Entries from a visual dataset:
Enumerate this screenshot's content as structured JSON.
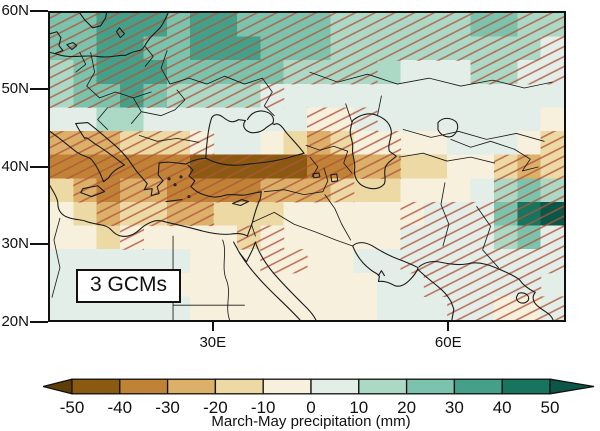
{
  "chart_data": {
    "type": "heatmap",
    "title": "3 GCMs",
    "colorbar": {
      "label": "March-May precipitation (mm)",
      "tick_labels": [
        "-50",
        "-40",
        "-30",
        "-20",
        "-10",
        "0",
        "10",
        "20",
        "30",
        "40",
        "50"
      ],
      "bin_edges": [
        -50,
        -40,
        -30,
        -20,
        -10,
        0,
        10,
        20,
        30,
        40,
        50
      ],
      "bin_colors": [
        "#8a5a11",
        "#c08336",
        "#dcb069",
        "#ecd9a4",
        "#f6f0dd",
        "#e2eee7",
        "#abd9c6",
        "#7cc3ad",
        "#44a089",
        "#16745f"
      ],
      "under_color": "#5f3d06",
      "over_color": "#0b5747"
    },
    "axes": {
      "lat_ticks": [
        {
          "label": "60N",
          "value": 60
        },
        {
          "label": "50N",
          "value": 50
        },
        {
          "label": "40N",
          "value": 40
        },
        {
          "label": "30N",
          "value": 30
        },
        {
          "label": "20N",
          "value": 20
        }
      ],
      "lon_ticks": [
        {
          "label": "30E",
          "value": 30
        },
        {
          "label": "60E",
          "value": 60
        }
      ],
      "lon_range": [
        9,
        75
      ],
      "lat_range": [
        20,
        60
      ]
    },
    "grid": {
      "n_cols": 22,
      "n_rows": 13,
      "cell_value_unit": "mm",
      "values_mm": [
        [
          25,
          25,
          35,
          35,
          35,
          25,
          35,
          35,
          25,
          25,
          25,
          25,
          15,
          15,
          15,
          15,
          15,
          15,
          25,
          25,
          15,
          15
        ],
        [
          25,
          25,
          35,
          35,
          25,
          25,
          35,
          35,
          35,
          25,
          25,
          25,
          15,
          15,
          15,
          15,
          15,
          15,
          15,
          15,
          15,
          5
        ],
        [
          15,
          25,
          35,
          35,
          35,
          25,
          25,
          25,
          25,
          25,
          15,
          15,
          15,
          15,
          15,
          5,
          5,
          5,
          15,
          15,
          5,
          5
        ],
        [
          15,
          25,
          25,
          35,
          25,
          15,
          15,
          15,
          15,
          5,
          5,
          5,
          5,
          5,
          5,
          5,
          5,
          5,
          5,
          5,
          5,
          5
        ],
        [
          5,
          5,
          15,
          15,
          5,
          5,
          5,
          5,
          5,
          5,
          5,
          -5,
          -5,
          5,
          5,
          5,
          5,
          5,
          5,
          5,
          5,
          -5
        ],
        [
          -25,
          -25,
          -25,
          -15,
          -15,
          -15,
          -5,
          5,
          5,
          -5,
          -15,
          -25,
          -15,
          -5,
          -5,
          -5,
          -5,
          5,
          5,
          5,
          -5,
          -15
        ],
        [
          -35,
          -35,
          -35,
          -35,
          -35,
          -35,
          -45,
          -45,
          -45,
          -45,
          -45,
          -35,
          -35,
          -25,
          -25,
          -15,
          -15,
          -5,
          -5,
          -15,
          -25,
          -15
        ],
        [
          -15,
          -25,
          -35,
          -25,
          -25,
          -35,
          -35,
          -35,
          -35,
          -25,
          -25,
          -25,
          -15,
          -15,
          -15,
          -5,
          -5,
          -5,
          5,
          15,
          25,
          15
        ],
        [
          -5,
          -15,
          -25,
          -15,
          -15,
          -25,
          -25,
          -15,
          -15,
          -15,
          -5,
          -5,
          -5,
          -5,
          -5,
          -5,
          5,
          5,
          5,
          25,
          45,
          55
        ],
        [
          -5,
          -5,
          -15,
          -5,
          -5,
          -5,
          -5,
          -5,
          -15,
          -5,
          -5,
          -5,
          -5,
          -5,
          -5,
          5,
          5,
          5,
          5,
          15,
          25,
          5
        ],
        [
          5,
          5,
          5,
          5,
          5,
          5,
          -5,
          -5,
          -5,
          -5,
          -5,
          -5,
          -5,
          5,
          5,
          5,
          5,
          5,
          5,
          5,
          5,
          5
        ],
        [
          5,
          5,
          5,
          5,
          5,
          -5,
          -5,
          -5,
          -5,
          -5,
          -5,
          -5,
          -5,
          -5,
          5,
          5,
          5,
          5,
          5,
          5,
          5,
          5
        ],
        [
          5,
          5,
          5,
          5,
          5,
          5,
          -5,
          -5,
          -5,
          -5,
          -5,
          -5,
          -5,
          -5,
          5,
          5,
          5,
          5,
          5,
          -5,
          -5,
          5
        ]
      ],
      "hatch_rows": [
        "1111111111111111111111",
        "1111111111111111111111",
        "1111111111111100001111",
        "1111111111000000000000",
        "0000000000011100000000",
        "1111111000011110000001",
        "1111111111111110000111",
        "0111111111111000000111",
        "0011111000000001111111",
        "0001000011000001111111",
        "0000000001100001111111",
        "0000000000000000111110",
        "0000000000000000011111"
      ]
    },
    "line_color": "#1a1a1a",
    "hatch_color": "#b2543c",
    "frame_color": "#111111"
  }
}
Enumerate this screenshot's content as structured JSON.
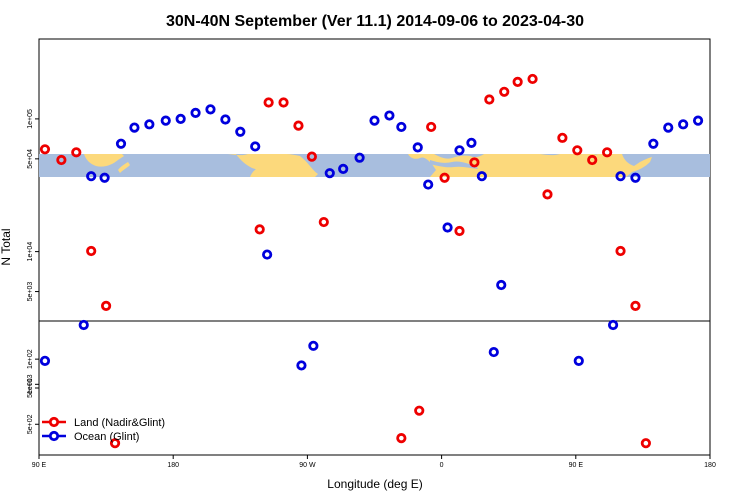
{
  "chart_data": {
    "type": "scatter",
    "title": "30N-40N September (Ver 11.1)   2014-09-06 to 2023-04-30",
    "xlabel": "Longitude (deg E)",
    "ylabel": "N Total",
    "x_ticks": [
      {
        "value": 90,
        "label": "90 E"
      },
      {
        "value": 180,
        "label": "180"
      },
      {
        "value": 270,
        "label": "90 W"
      },
      {
        "value": 360,
        "label": "0"
      },
      {
        "value": 450,
        "label": "90 E"
      },
      {
        "value": 540,
        "label": "180"
      }
    ],
    "xlim": [
      90,
      540
    ],
    "y_scale": "log",
    "panels": [
      {
        "name": "upper",
        "ylim": [
          3000,
          400000
        ],
        "ticks": [
          {
            "value": 100000,
            "label": "1e+05"
          },
          {
            "value": 50000,
            "label": "5e+04"
          },
          {
            "value": 10000,
            "label": "1e+04"
          },
          {
            "value": 5000,
            "label": "5e+03"
          },
          {
            "value": 1000,
            "label": "1e+03"
          },
          {
            "value": 500,
            "label": "5e+02"
          }
        ]
      },
      {
        "name": "lower",
        "ylim": [
          10,
          250
        ],
        "ticks": [
          {
            "value": 100,
            "label": "1e+02"
          },
          {
            "value": 50,
            "label": "5e+01"
          }
        ]
      }
    ],
    "land_map_band": {
      "y_range": [
        10000,
        20000
      ],
      "ocean_color": "#a8bede",
      "land_color": "#fcd97c"
    },
    "series": [
      {
        "name": "Land (Nadir&Glint)",
        "color": "#ee0000",
        "points": [
          {
            "x": 94,
            "y": 59000,
            "panel": "upper"
          },
          {
            "x": 105,
            "y": 49000,
            "panel": "upper"
          },
          {
            "x": 115,
            "y": 56000,
            "panel": "upper"
          },
          {
            "x": 125,
            "y": 10100,
            "panel": "upper"
          },
          {
            "x": 135,
            "y": 3900,
            "panel": "upper"
          },
          {
            "x": 141,
            "y": 360,
            "panel": "upper"
          },
          {
            "x": 238,
            "y": 14700,
            "panel": "upper"
          },
          {
            "x": 244,
            "y": 133000,
            "panel": "upper"
          },
          {
            "x": 254,
            "y": 133000,
            "panel": "upper"
          },
          {
            "x": 264,
            "y": 89000,
            "panel": "upper"
          },
          {
            "x": 273,
            "y": 52000,
            "panel": "upper"
          },
          {
            "x": 281,
            "y": 16700,
            "panel": "upper"
          },
          {
            "x": 333,
            "y": 15,
            "panel": "lower"
          },
          {
            "x": 345,
            "y": 29,
            "panel": "lower"
          },
          {
            "x": 353,
            "y": 87000,
            "panel": "upper"
          },
          {
            "x": 362,
            "y": 36000,
            "panel": "upper"
          },
          {
            "x": 372,
            "y": 14300,
            "panel": "upper"
          },
          {
            "x": 382,
            "y": 47000,
            "panel": "upper"
          },
          {
            "x": 392,
            "y": 140000,
            "panel": "upper"
          },
          {
            "x": 402,
            "y": 160000,
            "panel": "upper"
          },
          {
            "x": 411,
            "y": 190000,
            "panel": "upper"
          },
          {
            "x": 421,
            "y": 200000,
            "panel": "upper"
          },
          {
            "x": 431,
            "y": 27000,
            "panel": "upper"
          },
          {
            "x": 441,
            "y": 72000,
            "panel": "upper"
          },
          {
            "x": 451,
            "y": 58000,
            "panel": "upper"
          },
          {
            "x": 461,
            "y": 49000,
            "panel": "upper"
          },
          {
            "x": 471,
            "y": 56000,
            "panel": "upper"
          },
          {
            "x": 480,
            "y": 10100,
            "panel": "upper"
          },
          {
            "x": 490,
            "y": 3900,
            "panel": "upper"
          },
          {
            "x": 497,
            "y": 360,
            "panel": "upper"
          }
        ]
      },
      {
        "name": "Ocean (Glint)",
        "color": "#0000dd",
        "points": [
          {
            "x": 94,
            "y": 96,
            "panel": "lower"
          },
          {
            "x": 120,
            "y": 2800,
            "panel": "upper"
          },
          {
            "x": 125,
            "y": 37000,
            "panel": "upper"
          },
          {
            "x": 134,
            "y": 36000,
            "panel": "upper"
          },
          {
            "x": 145,
            "y": 65000,
            "panel": "upper"
          },
          {
            "x": 154,
            "y": 86000,
            "panel": "upper"
          },
          {
            "x": 164,
            "y": 91000,
            "panel": "upper"
          },
          {
            "x": 175,
            "y": 97000,
            "panel": "upper"
          },
          {
            "x": 185,
            "y": 100000,
            "panel": "upper"
          },
          {
            "x": 195,
            "y": 111000,
            "panel": "upper"
          },
          {
            "x": 205,
            "y": 118000,
            "panel": "upper"
          },
          {
            "x": 215,
            "y": 99000,
            "panel": "upper"
          },
          {
            "x": 225,
            "y": 80000,
            "panel": "upper"
          },
          {
            "x": 235,
            "y": 62000,
            "panel": "upper"
          },
          {
            "x": 243,
            "y": 9500,
            "panel": "upper"
          },
          {
            "x": 266,
            "y": 86,
            "panel": "lower"
          },
          {
            "x": 274,
            "y": 1950,
            "panel": "upper"
          },
          {
            "x": 285,
            "y": 39000,
            "panel": "upper"
          },
          {
            "x": 294,
            "y": 42000,
            "panel": "upper"
          },
          {
            "x": 305,
            "y": 51000,
            "panel": "upper"
          },
          {
            "x": 315,
            "y": 97000,
            "panel": "upper"
          },
          {
            "x": 325,
            "y": 106000,
            "panel": "upper"
          },
          {
            "x": 333,
            "y": 87000,
            "panel": "upper"
          },
          {
            "x": 344,
            "y": 61000,
            "panel": "upper"
          },
          {
            "x": 351,
            "y": 32000,
            "panel": "upper"
          },
          {
            "x": 364,
            "y": 15200,
            "panel": "upper"
          },
          {
            "x": 372,
            "y": 58000,
            "panel": "upper"
          },
          {
            "x": 380,
            "y": 66000,
            "panel": "upper"
          },
          {
            "x": 387,
            "y": 37000,
            "panel": "upper"
          },
          {
            "x": 395,
            "y": 1750,
            "panel": "upper"
          },
          {
            "x": 400,
            "y": 5600,
            "panel": "upper"
          },
          {
            "x": 452,
            "y": 96,
            "panel": "lower"
          },
          {
            "x": 475,
            "y": 2800,
            "panel": "upper"
          },
          {
            "x": 480,
            "y": 37000,
            "panel": "upper"
          },
          {
            "x": 490,
            "y": 36000,
            "panel": "upper"
          },
          {
            "x": 502,
            "y": 65000,
            "panel": "upper"
          },
          {
            "x": 512,
            "y": 86000,
            "panel": "upper"
          },
          {
            "x": 522,
            "y": 91000,
            "panel": "upper"
          },
          {
            "x": 532,
            "y": 97000,
            "panel": "upper"
          }
        ]
      }
    ],
    "legend": {
      "position": "bottom-left"
    }
  }
}
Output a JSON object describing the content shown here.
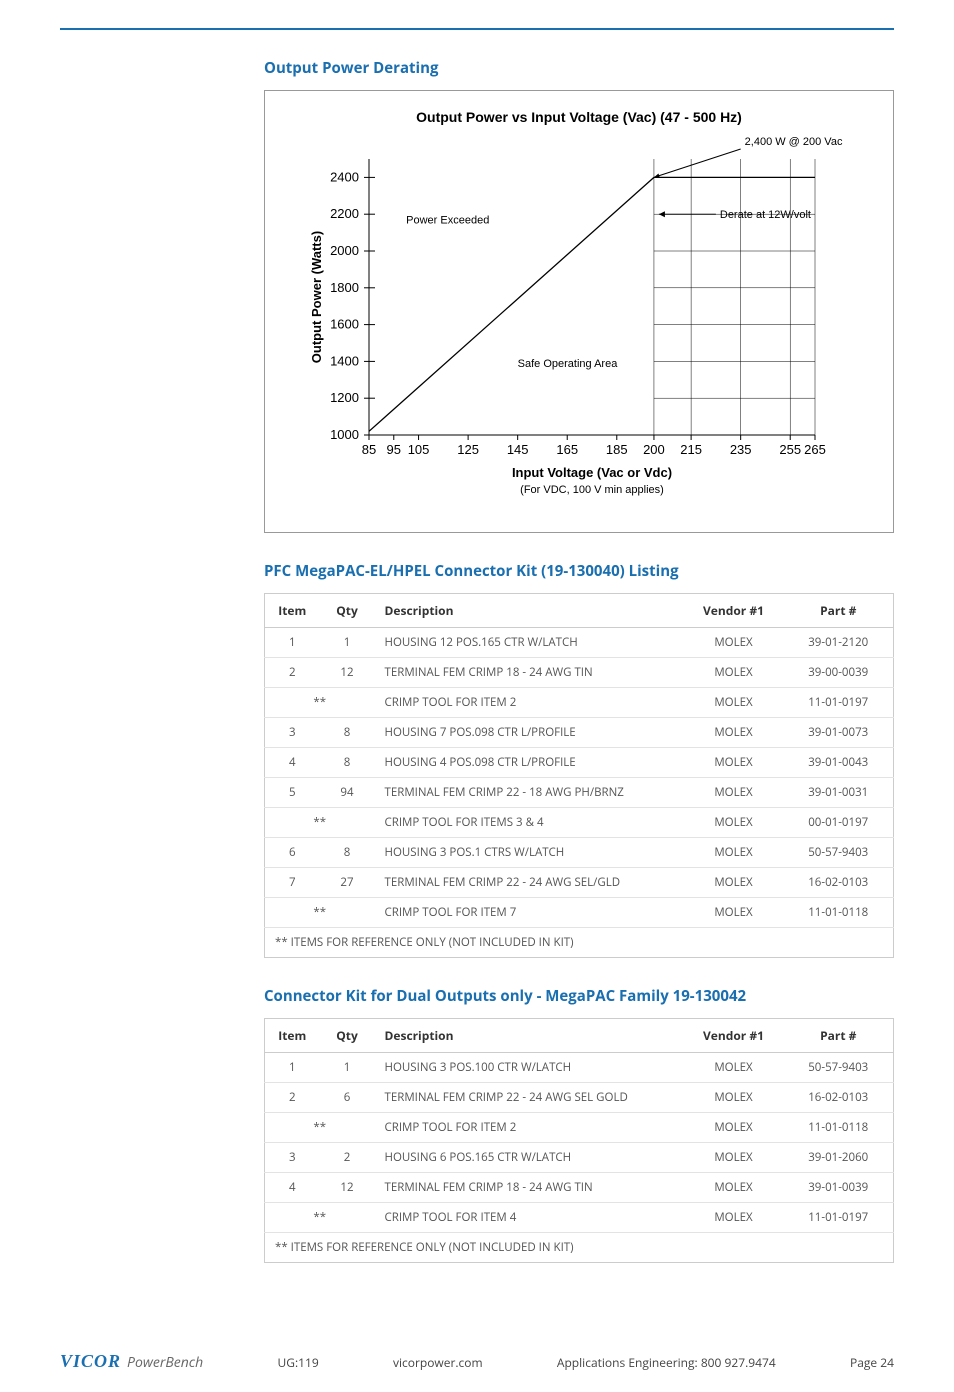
{
  "sections": {
    "derating_title": "Output Power Derating",
    "kit1_title": "PFC MegaPAC-EL/HPEL Connector Kit (19-130040) Listing",
    "kit2_title": "Connector Kit for Dual Outputs only - MegaPAC Family 19-130042"
  },
  "chart": {
    "type": "line",
    "title": "Output Power vs Input Voltage (Vac) (47 - 500 Hz)",
    "ylabel": "Output Power (Watts)",
    "xlabel": "Input Voltage (Vac or Vdc)",
    "xnote": "(For VDC, 100 V min applies)",
    "x_ticks": [
      85,
      95,
      105,
      125,
      145,
      165,
      185,
      200,
      215,
      235,
      255,
      265
    ],
    "y_ticks": [
      1000,
      1200,
      1400,
      1600,
      1800,
      2000,
      2200,
      2400
    ],
    "xlim": [
      85,
      265
    ],
    "ylim": [
      1000,
      2500
    ],
    "grid_xmin": 200,
    "series": [
      {
        "x": [
          85,
          200
        ],
        "y": [
          1020,
          2400
        ]
      },
      {
        "x": [
          200,
          265
        ],
        "y": [
          2400,
          2400
        ]
      }
    ],
    "annotations": {
      "power_exceeded": "Power Exceeded",
      "safe_area": "Safe Operating Area",
      "max_label": "2,400 W @ 200 Vac",
      "derate": "Derate at 12W/volt"
    },
    "colors": {
      "axis": "#000000",
      "grid": "#000000",
      "line": "#000000",
      "text": "#000000",
      "background": "#ffffff",
      "border": "#999999"
    },
    "stroke_width": 1,
    "title_fontsize": 14,
    "label_fontsize": 13,
    "tick_fontsize": 13
  },
  "table_headers": {
    "item": "Item",
    "qty": "Qty",
    "desc": "Description",
    "vendor": "Vendor #1",
    "part": "Part #"
  },
  "footnote": "** ITEMS FOR REFERENCE ONLY (NOT INCLUDED IN KIT)",
  "kit1": [
    {
      "item": "1",
      "qty": "1",
      "desc": "HOUSING 12 POS.165 CTR W/LATCH",
      "vendor": "MOLEX",
      "part": "39-01-2120"
    },
    {
      "item": "2",
      "qty": "12",
      "desc": "TERMINAL FEM CRIMP 18 - 24 AWG TIN",
      "vendor": "MOLEX",
      "part": "39-00-0039"
    },
    {
      "item": "**",
      "qty": "",
      "desc": "CRIMP TOOL FOR ITEM 2",
      "vendor": "MOLEX",
      "part": "11-01-0197"
    },
    {
      "item": "3",
      "qty": "8",
      "desc": "HOUSING 7 POS.098 CTR L/PROFILE",
      "vendor": "MOLEX",
      "part": "39-01-0073"
    },
    {
      "item": "4",
      "qty": "8",
      "desc": "HOUSING 4 POS.098 CTR L/PROFILE",
      "vendor": "MOLEX",
      "part": "39-01-0043"
    },
    {
      "item": "5",
      "qty": "94",
      "desc": "TERMINAL FEM CRIMP 22 - 18 AWG PH/BRNZ",
      "vendor": "MOLEX",
      "part": "39-01-0031"
    },
    {
      "item": "**",
      "qty": "",
      "desc": "CRIMP TOOL FOR ITEMS 3 & 4",
      "vendor": "MOLEX",
      "part": "00-01-0197"
    },
    {
      "item": "6",
      "qty": "8",
      "desc": "HOUSING 3 POS.1 CTRS W/LATCH",
      "vendor": "MOLEX",
      "part": "50-57-9403"
    },
    {
      "item": "7",
      "qty": "27",
      "desc": "TERMINAL FEM CRIMP 22 - 24 AWG SEL/GLD",
      "vendor": "MOLEX",
      "part": "16-02-0103"
    },
    {
      "item": "**",
      "qty": "",
      "desc": "CRIMP TOOL FOR ITEM 7",
      "vendor": "MOLEX",
      "part": "11-01-0118"
    }
  ],
  "kit2": [
    {
      "item": "1",
      "qty": "1",
      "desc": "HOUSING 3 POS.100 CTR W/LATCH",
      "vendor": "MOLEX",
      "part": "50-57-9403"
    },
    {
      "item": "2",
      "qty": "6",
      "desc": "TERMINAL FEM CRIMP 22 - 24 AWG SEL GOLD",
      "vendor": "MOLEX",
      "part": "16-02-0103"
    },
    {
      "item": "**",
      "qty": "",
      "desc": "CRIMP TOOL FOR ITEM 2",
      "vendor": "MOLEX",
      "part": "11-01-0118"
    },
    {
      "item": "3",
      "qty": "2",
      "desc": "HOUSING 6 POS.165 CTR W/LATCH",
      "vendor": "MOLEX",
      "part": "39-01-2060"
    },
    {
      "item": "4",
      "qty": "12",
      "desc": "TERMINAL FEM CRIMP 18 - 24 AWG TIN",
      "vendor": "MOLEX",
      "part": "39-01-0039"
    },
    {
      "item": "**",
      "qty": "",
      "desc": "CRIMP TOOL FOR ITEM 4",
      "vendor": "MOLEX",
      "part": "11-01-0197"
    }
  ],
  "footer": {
    "brand1": "VICOR",
    "brand2": "PowerBench",
    "ug": "UG:119",
    "url": "vicorpower.com",
    "eng": "Applications Engineering: 800 927.9474",
    "page": "Page 24"
  }
}
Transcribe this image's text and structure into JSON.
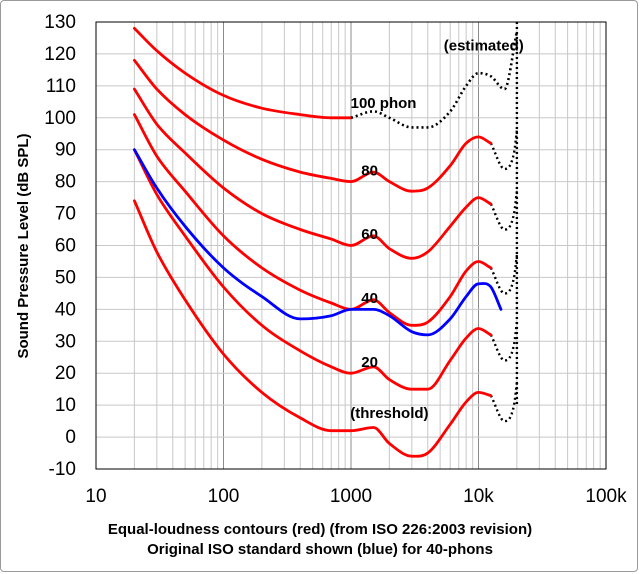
{
  "chart_data": {
    "type": "line",
    "title": "",
    "xlabel": "Equal-loudness contours (red) (from ISO 226:2003 revision)",
    "xlabel_line2": "Original ISO standard shown (blue) for 40-phons",
    "ylabel": "Sound Pressure Level (dB SPL)",
    "xscale": "log",
    "xlim": [
      10,
      100000
    ],
    "ylim": [
      -10,
      130
    ],
    "x_tick_labels": [
      "10",
      "100",
      "1000",
      "10k",
      "100k"
    ],
    "y_tick_labels": [
      "130",
      "120",
      "110",
      "100",
      "90",
      "80",
      "70",
      "60",
      "50",
      "40",
      "30",
      "20",
      "10",
      "0",
      "-10"
    ],
    "grid": true,
    "annotations": [
      "(estimated)",
      "100 phon",
      "80",
      "60",
      "40",
      "20",
      "(threshold)"
    ],
    "colors": {
      "iso226_2003": "#ff0000",
      "original_iso": "#0000ff",
      "estimated": "#000000"
    },
    "series": [
      {
        "curve": "threshold",
        "color": "#ff0000",
        "x": [
          20,
          30,
          50,
          100,
          200,
          400,
          700,
          1000,
          1500,
          2000,
          3000,
          4000,
          6000,
          8000,
          10000,
          12500
        ],
        "y": [
          74,
          58,
          43,
          26,
          14,
          6,
          2,
          2,
          3,
          -2,
          -6,
          -5,
          4,
          11,
          14,
          13
        ]
      },
      {
        "curve": "20 phon",
        "color": "#ff0000",
        "x": [
          20,
          30,
          50,
          100,
          200,
          400,
          700,
          1000,
          1500,
          2000,
          3000,
          4000,
          6000,
          8000,
          10000,
          12500
        ],
        "y": [
          90,
          76,
          63,
          47,
          35,
          27,
          22,
          20,
          22,
          18,
          15,
          15,
          24,
          31,
          34,
          32
        ]
      },
      {
        "curve": "40 phon",
        "color": "#ff0000",
        "x": [
          20,
          30,
          50,
          100,
          200,
          400,
          700,
          1000,
          1500,
          2000,
          3000,
          4000,
          6000,
          8000,
          10000,
          12500
        ],
        "y": [
          101,
          88,
          77,
          63,
          53,
          46,
          42,
          40,
          43,
          39,
          35,
          36,
          44,
          52,
          55,
          53
        ]
      },
      {
        "curve": "60 phon",
        "color": "#ff0000",
        "x": [
          20,
          30,
          50,
          100,
          200,
          400,
          700,
          1000,
          1500,
          2000,
          3000,
          4000,
          6000,
          8000,
          10000,
          12500
        ],
        "y": [
          109,
          98,
          89,
          78,
          70,
          65,
          62,
          60,
          63,
          59,
          56,
          58,
          66,
          72,
          75,
          73
        ]
      },
      {
        "curve": "80 phon",
        "color": "#ff0000",
        "x": [
          20,
          30,
          50,
          100,
          200,
          400,
          700,
          1000,
          1500,
          2000,
          3000,
          4000,
          6000,
          8000,
          10000,
          12500
        ],
        "y": [
          118,
          109,
          101,
          93,
          87,
          83,
          81,
          80,
          83,
          80,
          77,
          78,
          85,
          92,
          94,
          92
        ]
      },
      {
        "curve": "100 phon",
        "color": "#ff0000",
        "x": [
          20,
          30,
          50,
          100,
          200,
          400,
          700,
          1000
        ],
        "y": [
          128,
          121,
          114,
          107,
          103,
          101,
          100,
          100
        ]
      },
      {
        "curve": "100 phon (estimated)",
        "color": "#000000",
        "dashed": true,
        "x": [
          1000,
          1500,
          2000,
          3000,
          4000,
          6000,
          8000,
          10000,
          12500,
          16000,
          20000
        ],
        "y": [
          100,
          102,
          100,
          97,
          97,
          102,
          110,
          114,
          113,
          109,
          127
        ]
      },
      {
        "curve": "original ISO 40 phon",
        "color": "#0000ff",
        "x": [
          20,
          30,
          50,
          100,
          200,
          400,
          700,
          1000,
          1500,
          2000,
          3000,
          4000,
          6000,
          8000,
          10000,
          12500,
          15000
        ],
        "y": [
          90,
          78,
          66,
          53,
          44,
          37,
          38,
          40,
          40,
          38,
          33,
          32,
          37,
          44,
          48,
          47,
          40
        ]
      }
    ]
  }
}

Exercise task:
In the listing above, how many lines include the word "ylabel"? Answer with the number and nothing more.

Exercise output:
3